[Stored records]
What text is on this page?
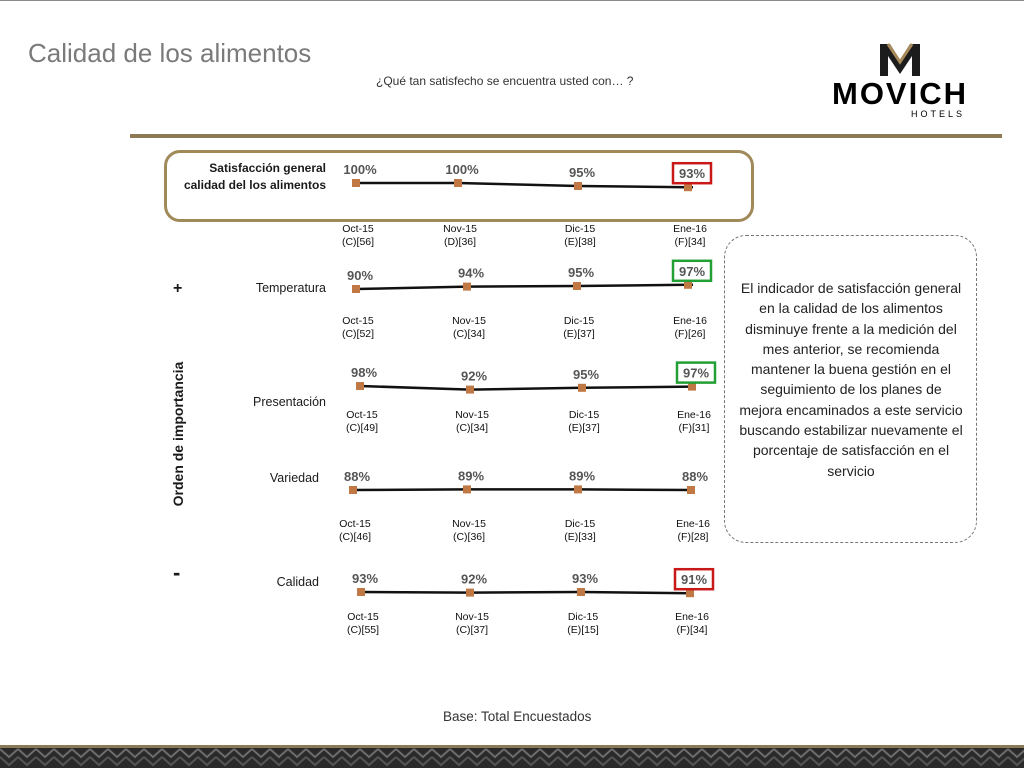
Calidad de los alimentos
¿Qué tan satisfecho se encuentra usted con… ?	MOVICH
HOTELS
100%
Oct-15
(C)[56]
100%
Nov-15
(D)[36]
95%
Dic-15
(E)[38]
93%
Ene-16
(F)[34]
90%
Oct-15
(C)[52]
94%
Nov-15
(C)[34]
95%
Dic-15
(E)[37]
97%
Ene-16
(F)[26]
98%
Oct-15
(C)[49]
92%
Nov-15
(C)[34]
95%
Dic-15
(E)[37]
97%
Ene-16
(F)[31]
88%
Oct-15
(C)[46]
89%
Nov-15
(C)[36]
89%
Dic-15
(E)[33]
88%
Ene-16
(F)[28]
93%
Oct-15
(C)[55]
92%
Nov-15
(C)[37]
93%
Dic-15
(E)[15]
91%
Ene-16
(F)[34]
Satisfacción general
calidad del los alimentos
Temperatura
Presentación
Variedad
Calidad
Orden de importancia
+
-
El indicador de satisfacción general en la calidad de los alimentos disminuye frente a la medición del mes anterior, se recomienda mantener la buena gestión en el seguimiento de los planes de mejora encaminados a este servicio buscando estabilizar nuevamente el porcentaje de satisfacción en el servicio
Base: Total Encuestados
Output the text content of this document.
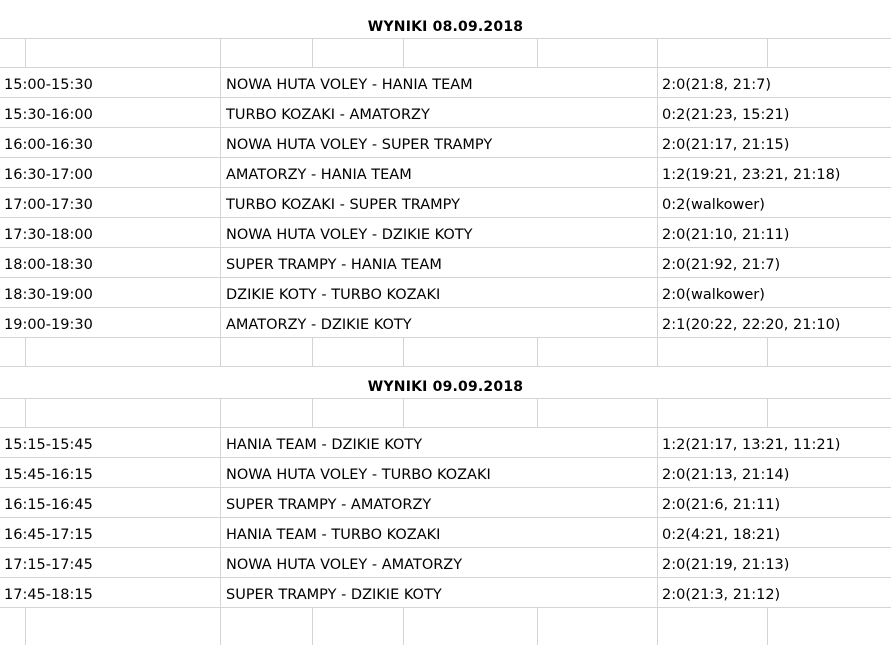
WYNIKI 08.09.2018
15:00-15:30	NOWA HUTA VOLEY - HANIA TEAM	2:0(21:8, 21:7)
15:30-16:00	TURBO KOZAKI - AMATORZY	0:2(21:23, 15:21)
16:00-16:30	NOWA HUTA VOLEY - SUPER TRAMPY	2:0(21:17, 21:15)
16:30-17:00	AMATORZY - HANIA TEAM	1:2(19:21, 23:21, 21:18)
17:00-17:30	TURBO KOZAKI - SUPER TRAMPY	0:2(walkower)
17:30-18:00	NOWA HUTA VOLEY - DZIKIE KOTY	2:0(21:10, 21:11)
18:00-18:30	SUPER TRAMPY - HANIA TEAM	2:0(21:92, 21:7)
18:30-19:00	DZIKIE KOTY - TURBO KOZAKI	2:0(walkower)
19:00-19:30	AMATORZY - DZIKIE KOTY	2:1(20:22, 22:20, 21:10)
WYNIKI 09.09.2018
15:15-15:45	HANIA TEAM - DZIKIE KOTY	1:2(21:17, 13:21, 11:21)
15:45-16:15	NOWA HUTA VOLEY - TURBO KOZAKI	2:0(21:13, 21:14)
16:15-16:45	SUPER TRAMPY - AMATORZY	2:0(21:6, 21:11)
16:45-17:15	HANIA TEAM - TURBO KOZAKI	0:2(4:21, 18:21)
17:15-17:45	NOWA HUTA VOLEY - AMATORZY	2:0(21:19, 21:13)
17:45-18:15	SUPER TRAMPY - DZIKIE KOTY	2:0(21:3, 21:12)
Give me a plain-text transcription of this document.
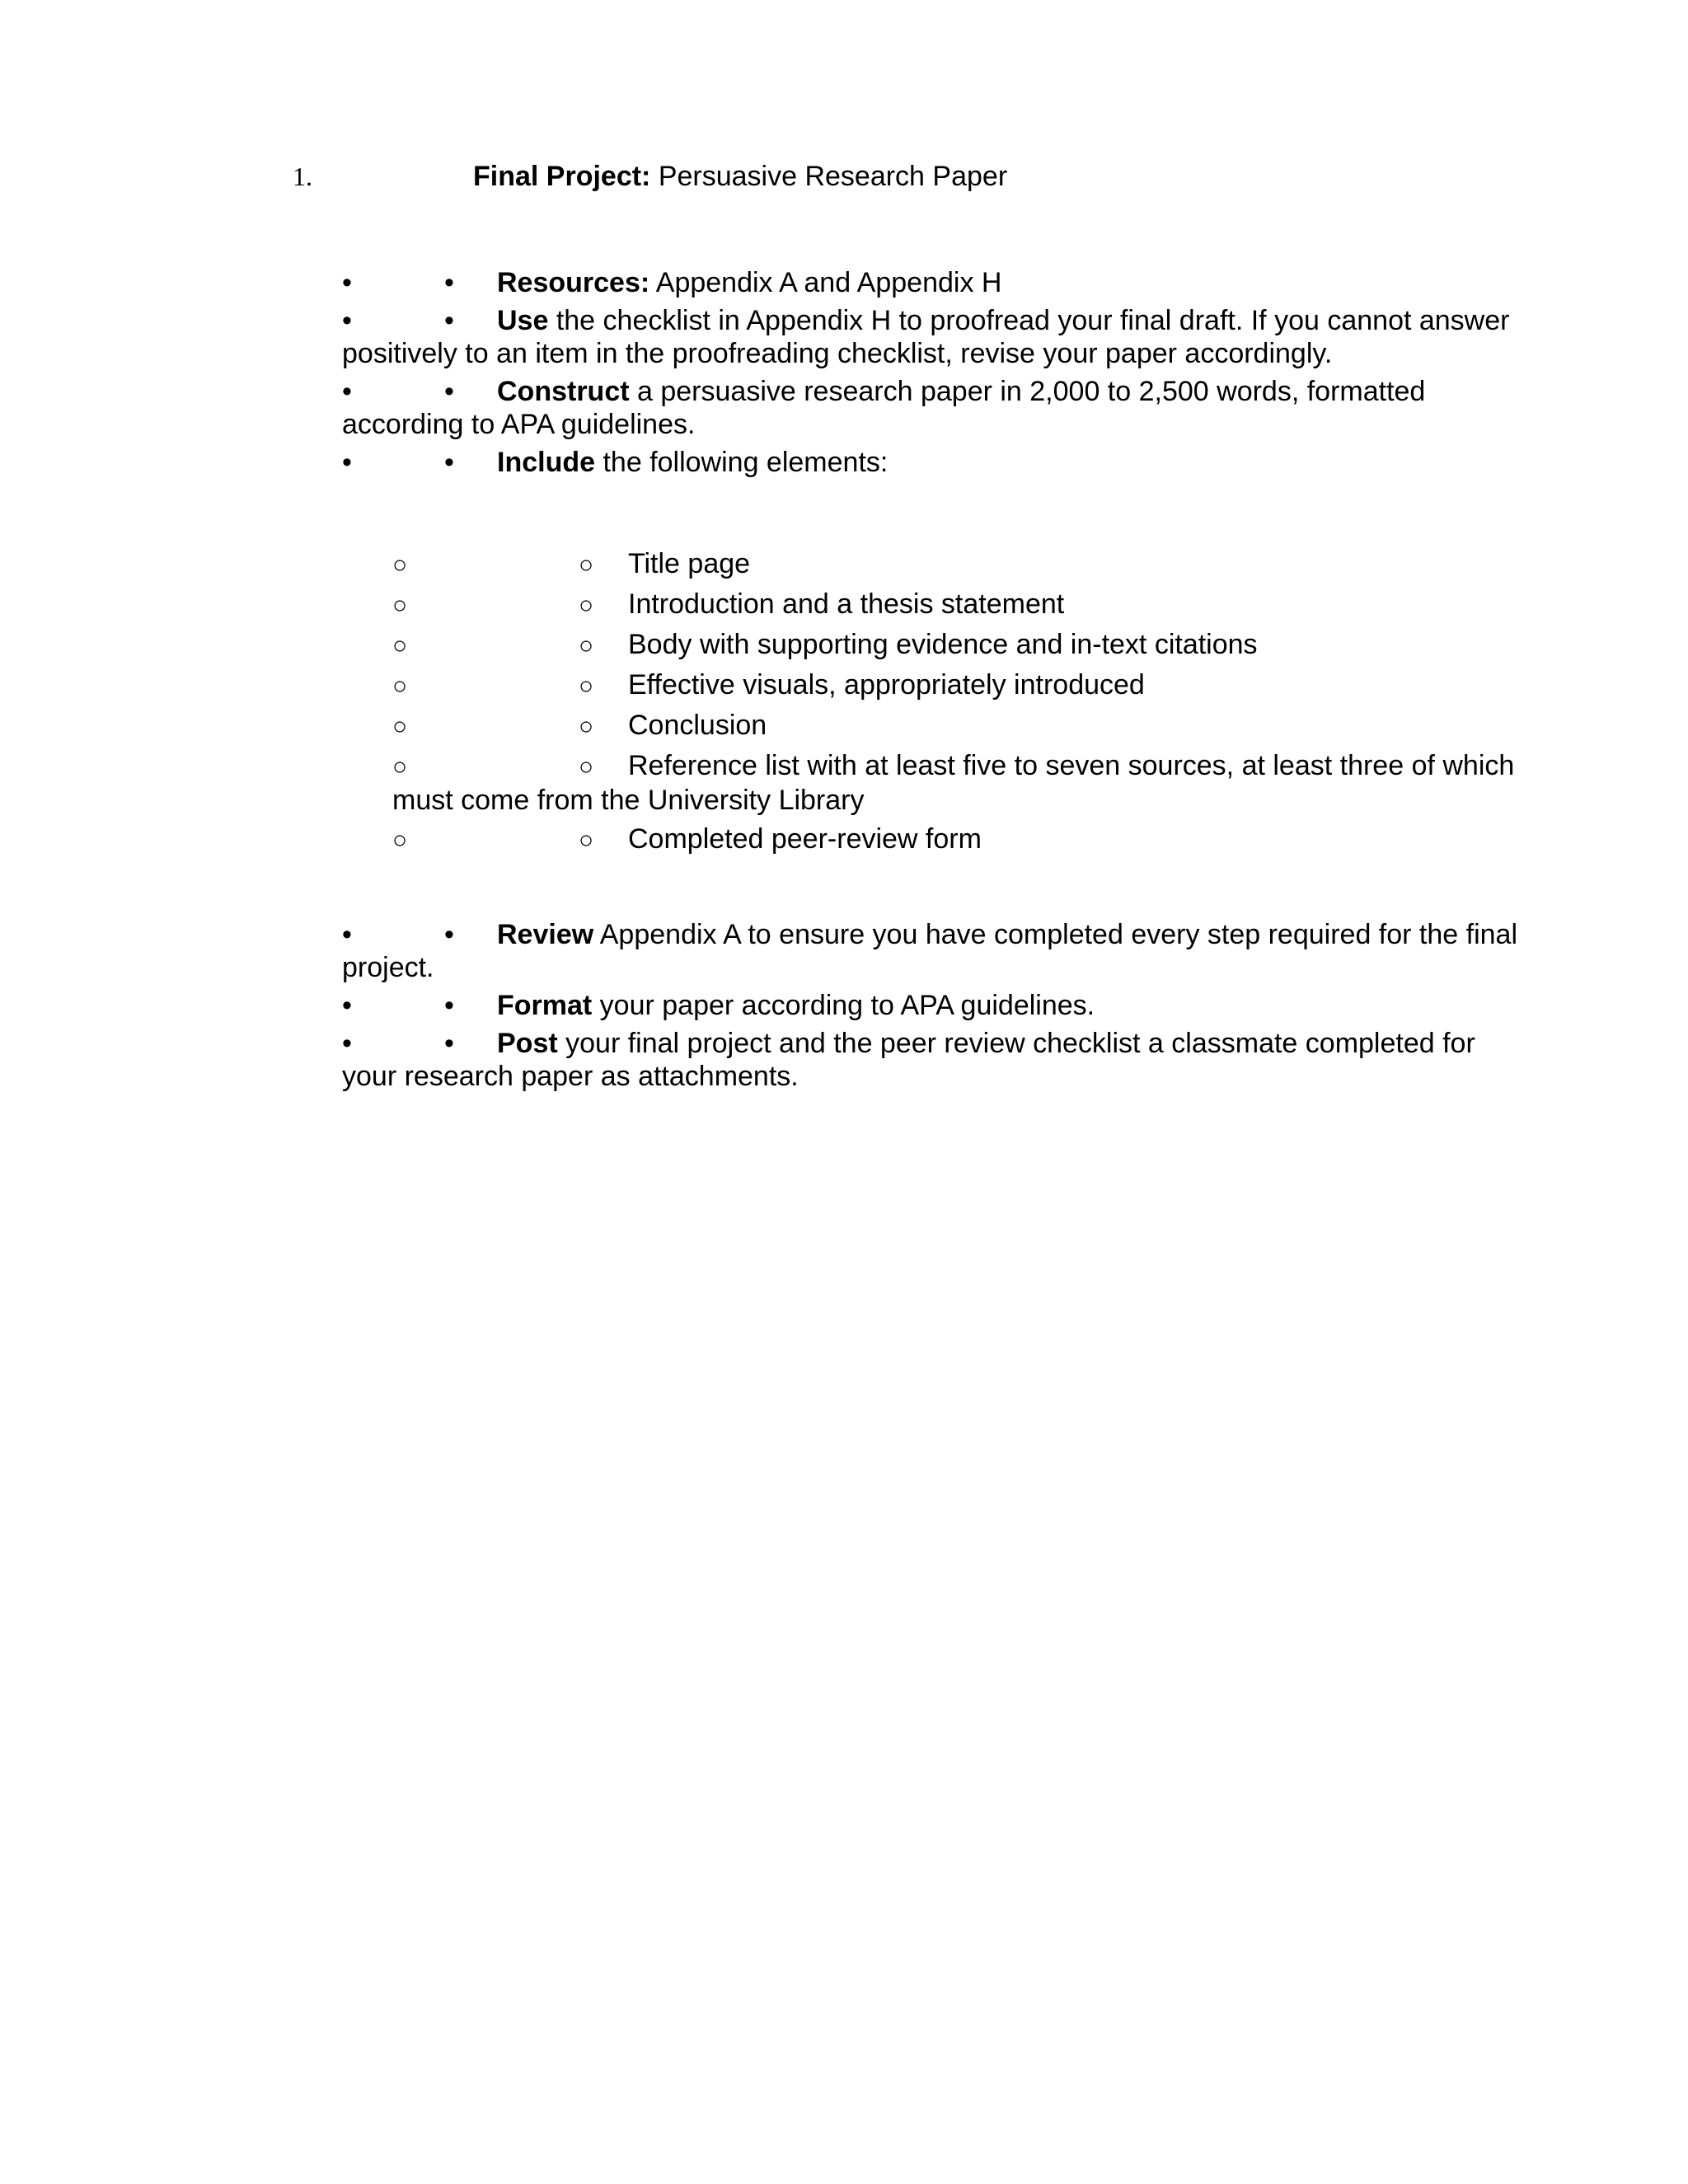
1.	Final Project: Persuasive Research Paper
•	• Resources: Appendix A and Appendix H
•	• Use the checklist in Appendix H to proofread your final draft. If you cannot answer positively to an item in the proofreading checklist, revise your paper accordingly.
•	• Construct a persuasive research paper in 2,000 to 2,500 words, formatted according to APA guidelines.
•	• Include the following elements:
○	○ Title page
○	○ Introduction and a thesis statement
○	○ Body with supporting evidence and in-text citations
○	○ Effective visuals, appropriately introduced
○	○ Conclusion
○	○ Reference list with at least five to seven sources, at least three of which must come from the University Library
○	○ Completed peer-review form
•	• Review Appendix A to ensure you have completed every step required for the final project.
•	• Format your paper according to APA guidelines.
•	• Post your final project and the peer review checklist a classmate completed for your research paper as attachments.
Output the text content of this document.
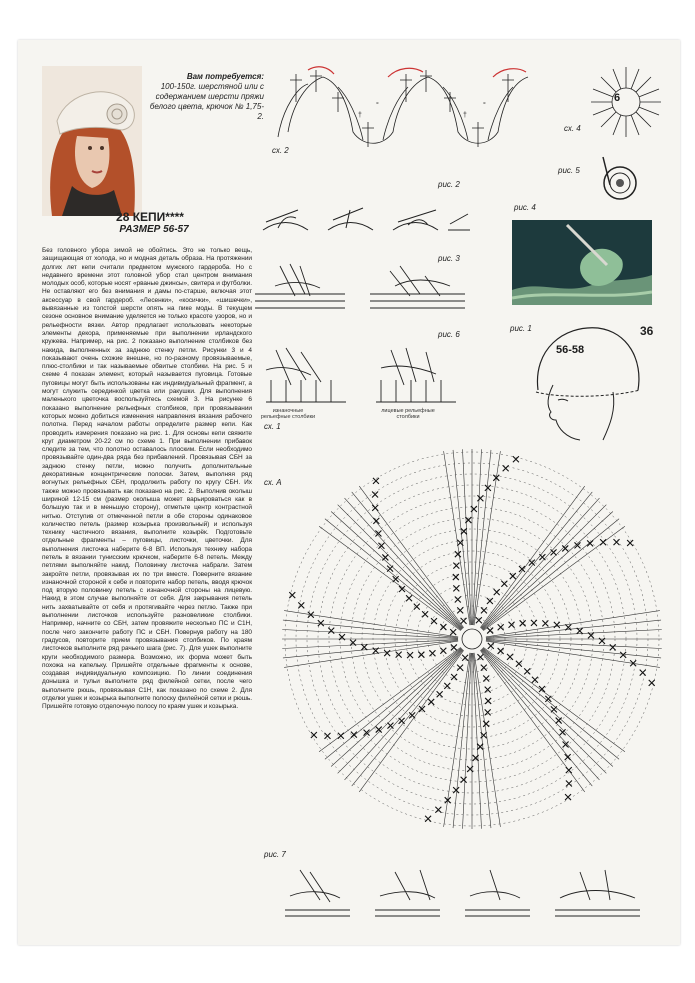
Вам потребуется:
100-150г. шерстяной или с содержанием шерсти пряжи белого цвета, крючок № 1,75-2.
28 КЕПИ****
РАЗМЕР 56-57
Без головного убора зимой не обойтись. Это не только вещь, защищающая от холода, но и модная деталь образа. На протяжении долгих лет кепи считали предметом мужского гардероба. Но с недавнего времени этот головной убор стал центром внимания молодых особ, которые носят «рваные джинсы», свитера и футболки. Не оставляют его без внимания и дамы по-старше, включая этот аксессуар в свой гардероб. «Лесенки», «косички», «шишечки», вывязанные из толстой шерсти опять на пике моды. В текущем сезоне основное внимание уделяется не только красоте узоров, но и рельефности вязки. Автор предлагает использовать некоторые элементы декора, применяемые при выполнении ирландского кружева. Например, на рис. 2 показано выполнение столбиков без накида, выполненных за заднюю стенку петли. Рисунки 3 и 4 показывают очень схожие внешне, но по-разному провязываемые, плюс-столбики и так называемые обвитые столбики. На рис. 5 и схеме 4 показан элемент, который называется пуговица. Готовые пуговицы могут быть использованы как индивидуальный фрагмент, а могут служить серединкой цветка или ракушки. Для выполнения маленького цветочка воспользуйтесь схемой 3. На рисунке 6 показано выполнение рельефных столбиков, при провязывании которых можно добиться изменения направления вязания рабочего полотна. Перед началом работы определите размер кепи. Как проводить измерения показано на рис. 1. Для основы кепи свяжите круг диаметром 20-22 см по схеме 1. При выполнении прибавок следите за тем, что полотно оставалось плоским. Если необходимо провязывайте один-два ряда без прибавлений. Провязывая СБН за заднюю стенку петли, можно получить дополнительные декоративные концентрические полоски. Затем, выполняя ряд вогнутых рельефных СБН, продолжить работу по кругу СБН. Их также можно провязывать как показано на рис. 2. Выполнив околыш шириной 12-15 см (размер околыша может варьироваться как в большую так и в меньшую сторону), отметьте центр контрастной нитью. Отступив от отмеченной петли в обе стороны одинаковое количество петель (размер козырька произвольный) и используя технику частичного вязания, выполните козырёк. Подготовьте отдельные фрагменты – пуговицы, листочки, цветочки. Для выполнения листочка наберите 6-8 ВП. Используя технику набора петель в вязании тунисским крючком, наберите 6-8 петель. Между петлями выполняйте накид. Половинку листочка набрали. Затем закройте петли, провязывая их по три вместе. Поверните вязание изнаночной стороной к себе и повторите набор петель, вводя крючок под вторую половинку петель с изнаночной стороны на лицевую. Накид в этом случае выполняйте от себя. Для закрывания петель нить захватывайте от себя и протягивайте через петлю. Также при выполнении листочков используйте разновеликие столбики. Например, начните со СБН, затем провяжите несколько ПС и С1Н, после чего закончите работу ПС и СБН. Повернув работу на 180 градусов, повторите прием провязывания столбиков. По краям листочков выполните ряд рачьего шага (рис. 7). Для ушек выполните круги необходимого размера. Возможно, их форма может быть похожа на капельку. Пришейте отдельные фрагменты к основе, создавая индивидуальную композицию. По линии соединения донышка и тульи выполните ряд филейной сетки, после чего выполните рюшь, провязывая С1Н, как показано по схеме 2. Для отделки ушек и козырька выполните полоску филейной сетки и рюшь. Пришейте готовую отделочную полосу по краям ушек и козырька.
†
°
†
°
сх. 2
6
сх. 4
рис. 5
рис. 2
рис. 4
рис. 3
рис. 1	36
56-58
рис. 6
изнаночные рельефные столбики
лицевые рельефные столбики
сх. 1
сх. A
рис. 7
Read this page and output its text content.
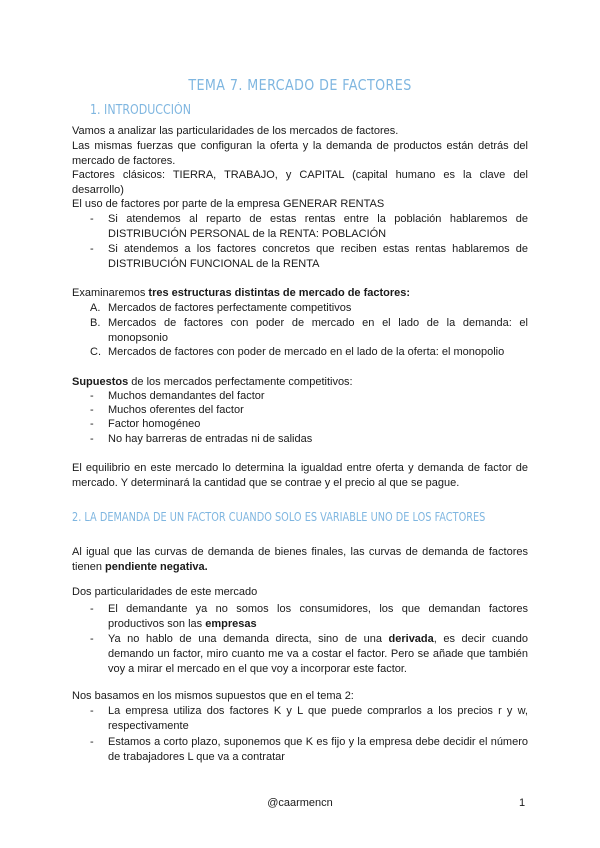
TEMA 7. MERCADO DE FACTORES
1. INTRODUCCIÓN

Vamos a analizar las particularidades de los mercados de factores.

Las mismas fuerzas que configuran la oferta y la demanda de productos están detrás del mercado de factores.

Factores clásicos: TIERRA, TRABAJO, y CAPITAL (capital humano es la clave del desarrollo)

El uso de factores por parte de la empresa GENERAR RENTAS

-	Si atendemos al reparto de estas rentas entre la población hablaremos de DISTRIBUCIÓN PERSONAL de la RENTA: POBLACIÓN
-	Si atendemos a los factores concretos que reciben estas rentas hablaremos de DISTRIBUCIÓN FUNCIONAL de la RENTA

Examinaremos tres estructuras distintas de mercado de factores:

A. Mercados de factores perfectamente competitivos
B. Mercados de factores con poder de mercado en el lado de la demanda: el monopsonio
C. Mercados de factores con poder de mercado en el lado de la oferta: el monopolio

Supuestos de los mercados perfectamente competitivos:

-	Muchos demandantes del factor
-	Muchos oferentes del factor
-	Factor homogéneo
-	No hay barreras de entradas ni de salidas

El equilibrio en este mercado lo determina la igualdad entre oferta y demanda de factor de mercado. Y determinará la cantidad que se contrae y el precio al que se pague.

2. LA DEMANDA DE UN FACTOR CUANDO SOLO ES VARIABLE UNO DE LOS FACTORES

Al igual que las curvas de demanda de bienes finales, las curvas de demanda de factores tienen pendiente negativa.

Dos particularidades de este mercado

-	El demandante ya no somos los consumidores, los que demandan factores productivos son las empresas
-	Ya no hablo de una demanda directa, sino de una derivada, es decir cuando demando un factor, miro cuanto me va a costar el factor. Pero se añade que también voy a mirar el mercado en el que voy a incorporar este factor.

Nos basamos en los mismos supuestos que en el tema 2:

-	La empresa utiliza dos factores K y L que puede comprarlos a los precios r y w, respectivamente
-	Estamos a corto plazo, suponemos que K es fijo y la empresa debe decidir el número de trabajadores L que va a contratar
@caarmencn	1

Task objective
Copy out every line of the listing that includes the string "DISTRIBUCIÓN".

Exercise response
-	Si atendemos al reparto de estas rentas entre la población hablaremos de DISTRIBUCIÓN PERSONAL de la RENTA: POBLACIÓN
-	Si atendemos a los factores concretos que reciben estas rentas hablaremos de DISTRIBUCIÓN FUNCIONAL de la RENTA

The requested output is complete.